**What is expected**
Leave out the pictures and copy everything else below exactly.

**Input rows**
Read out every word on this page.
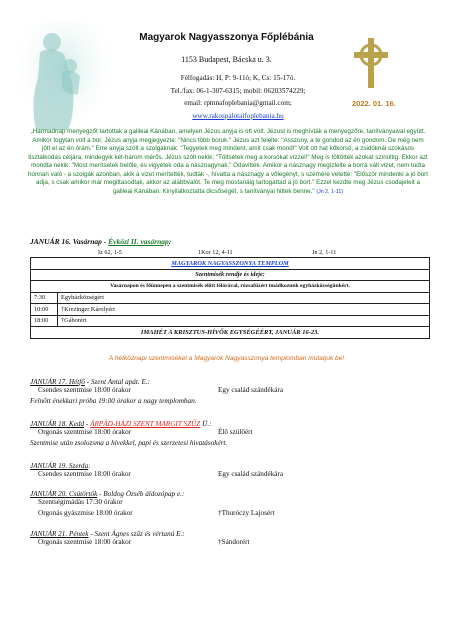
Magyarok Nagyasszonya Főplébánia
1153 Budapest, Bácska u. 3.
Félfogadás: H, P: 9-11ó; K, Cs: 15-17ó.
Tel./fax: 06-1-307-6315; mobil: 06203574229;
email: rpmnafoplebania@gmail.com;
www.rakospalotaifoplebania.hu
2022. 01. 16.
„Harmadnap menyegzőt tartottak a galileai Kánában, amelyen Jézus anyja is ott volt. Jézust is meghívták a menyegzőre, tanítványaival együtt. Amikor fogytán volt a bor, Jézus anyja megjegyezte: "Nincs több boruk." Jézus azt felelte: "Asszony, a te gondod az én gondom. De még nem jött el az én órám." Erre anyja szólt a szolgáknak: "Tegyetek meg mindent, amit csak mond!" Volt ott hat kőkorsó, a zsidóknál szokásos tisztálkodás céljára, mindegyik két-három mérős. Jézus szólt nekik: "Töltsétek meg a korsókat vízzel!" Meg is töltötték azokat színültig. Ekkor azt mondta nekik: "Most merítsetek belőle, és vigyétek oda a násznagynak." Odavitték. Amikor a násznagy megízlelte a borrá vált vizet, nem tudta honnan való - a szolgák azonban, akik a vizet merítették, tudták -, hívatta a násznagy a vőlegényt, s szemére vetette: "Először mindenki a jó bort adja, s csak amikor már megittasodtak, akkor az alábbvalót. Te meg mostanáig tartogattad a jó bort." Ezzel kezdte meg Jézus csodajeleit a galileai Kánában. Kinyilatkoztatta dicsőségét, s tanítványai hittek benne." (Jn 2, 1-11)
JANUÁR 16. Vasárnap - Évközi II. vasárnap:
Iz 62, 1-5	1Kor 12, 4-11	Jn 2, 1-11
MAGYAROK NAGYASSZONYA TEMPLOM	
Szentmisék rendje és ideje:	
Vasárnapon és főünnepen a szentmisék előtt félórával, rózsafüzért imádkozunk egyházközségünkért.	
7:30	Egyházközségért
10:00	†Krezinger Károlyért
18:00	†Gáborért
IMAHÉT A KRISZTUS-HÍVŐK EGYSÉGÉÉRT, JANUÁR 16-23.	
A hétköznapi szentmiséket a Magyarok Nagyasszonya templomban mutatjuk be!
JANUÁR 17. Hétfő - Szent Antal apát. E.:
Csendes szentmise 18:00 órakor	Egy család szándékára
Felnőtt énekkari próba 19:00 órakor a nagy templomban.
JANUÁR 18. Kedd - ÁRPÁD-HÁZI SZENT MARGIT SZŰZ Ü.:
Orgonás szentmise 18:00 órakor	Élő szülőért
Szentmise után zsolozsma a hívekkel, papi és szerzetesi hivatásokért.
JANUÁR 19. Szerda:
Csendes szentmise 18:00 órakor	Egy család szándékára
JANUÁR 20. Csütörtök - Boldog Özséb áldozópap e.:
Szentségimádás 17:30 órakor
Orgonás gyászmise 18:00 órakor	†Thuróczy Lajosért
JANUÁR 21. Péntek - Szent Ágnes szűz és vértanú E.:
Orgonás szentmise 18:00 órakor	†Sándorért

**Written answer**
Read out every word on this page.
Magyarok Nagyasszonya Főplébánia
1153 Budapest, Bácska u. 3.
Félfogadás: H, P: 9-11ó; K, Cs: 15-17ó.
Tel./fax: 06-1-307-6315; mobil: 06203574229;
email: rpmnafoplebania@gmail.com;
www.rakospalotaifoplebania.hu
2022. 01. 16.
„Harmadnap menyegzőt tartottak a galileai Kánában, amelyen Jézus anyja is ott volt. Jézust is meghívták a menyegzőre, tanítványaival együtt. Amikor fogytán volt a bor, Jézus anyja megjegyezte: "Nincs több boruk." Jézus azt felelte: "Asszony, a te gondod az én gondom. De még nem jött el az én órám." Erre anyja szólt a szolgáknak: "Tegyetek meg mindent, amit csak mond!" Volt ott hat kőkorsó, a zsidóknál szokásos tisztálkodás céljára, mindegyik két-három mérős. Jézus szólt nekik: "Töltsétek meg a korsókat vízzel!" Meg is töltötték azokat színültig. Ekkor azt mondta nekik: "Most merítsetek belőle, és vigyétek oda a násznagynak." Odavitték. Amikor a násznagy megízlelte a borrá vált vizet, nem tudta honnan való - a szolgák azonban, akik a vizet merítették, tudták -, hívatta a násznagy a vőlegényt, s szemére vetette: "Először mindenki a jó bort adja, s csak amikor már megittasodtak, akkor az alábbvalót. Te meg mostanáig tartogattad a jó bort." Ezzel kezdte meg Jézus csodajeleit a galileai Kánában. Kinyilatkoztatta dicsőségét, s tanítványai hittek benne." (Jn 2, 1-11)
JANUÁR 16. Vasárnap - Évközi II. vasárnap:
Iz 62, 1-5	1Kor 12, 4-11	Jn 2, 1-11
MAGYAROK NAGYASSZONYA TEMPLOM	
Szentmisék rendje és ideje:	
Vasárnapon és főünnepen a szentmisék előtt félórával, rózsafüzért imádkozunk egyházközségünkért.	
7:30	Egyházközségért
10:00	†Krezinger Károlyért
18:00	†Gáborért
IMAHÉT A KRISZTUS-HÍVŐK EGYSÉGÉÉRT, JANUÁR 16-23.	
A hétköznapi szentmiséket a Magyarok Nagyasszonya templomban mutatjuk be!
JANUÁR 17. Hétfő - Szent Antal apát. E.:
Csendes szentmise 18:00 órakor	Egy család szándékára
Felnőtt énekkari próba 19:00 órakor a nagy templomban.
JANUÁR 18. Kedd - ÁRPÁD-HÁZI SZENT MARGIT SZŰZ Ü.:
Orgonás szentmise 18:00 órakor	Élő szülőért
Szentmise után zsolozsma a hívekkel, papi és szerzetesi hivatásokért.
JANUÁR 19. Szerda:
Csendes szentmise 18:00 órakor	Egy család szándékára
JANUÁR 20. Csütörtök - Boldog Özséb áldozópap e.:
Szentségimádás 17:30 órakor
Orgonás gyászmise 18:00 órakor	†Thuróczy Lajosért
JANUÁR 21. Péntek - Szent Ágnes szűz és vértanú E.:
Orgonás szentmise 18:00 órakor	†Sándorért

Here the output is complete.